[Collected data entries]
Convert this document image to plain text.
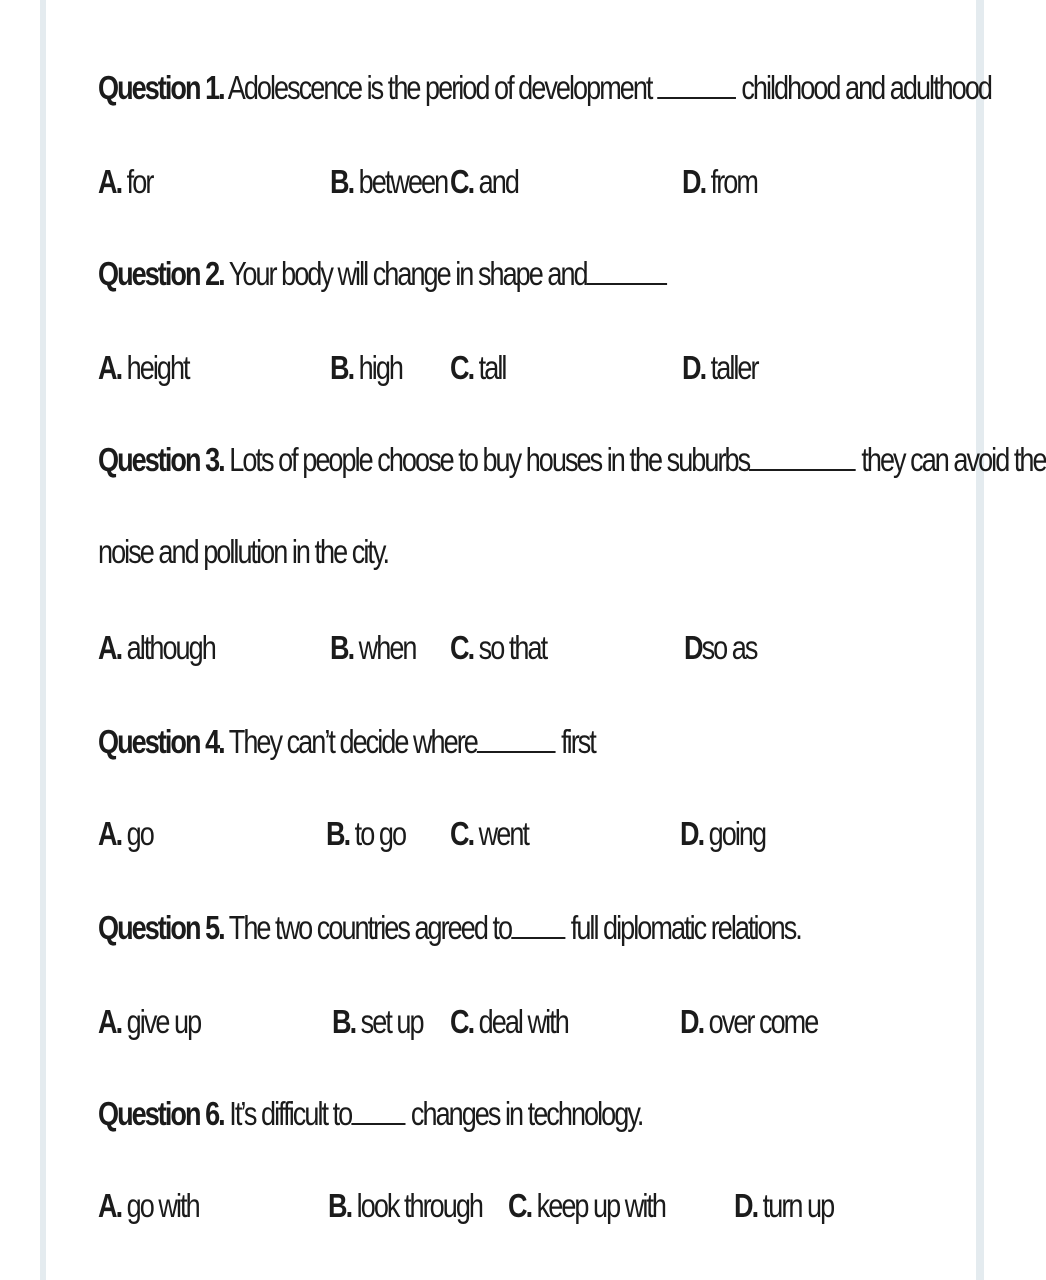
Question 1. Adolescence is the period of development	childhood and adulthood
A. for	B. between C. and	D. from
Question 2. Your body will change in shape and
A. height	B. high C. tall	D. taller
Question 3. Lots of people choose to buy houses in the suburbs	they can avoid the
noise and pollution in the city.
A. although	B. when C. so that	Dso as
Question 4. They can’t decide where	first
A. go	B. to go C. went	D. going
Question 5. The two countries agreed to full diplomatic relations.
A. give up	B. set up C. deal with	D. over come
Question 6. It’s difficult to changes in technology.
A. go with	B. look through C. keep up with D. turn up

• _Required work_: Only a number is wanted: how many lines above include "Question"?

• _Task result_: 6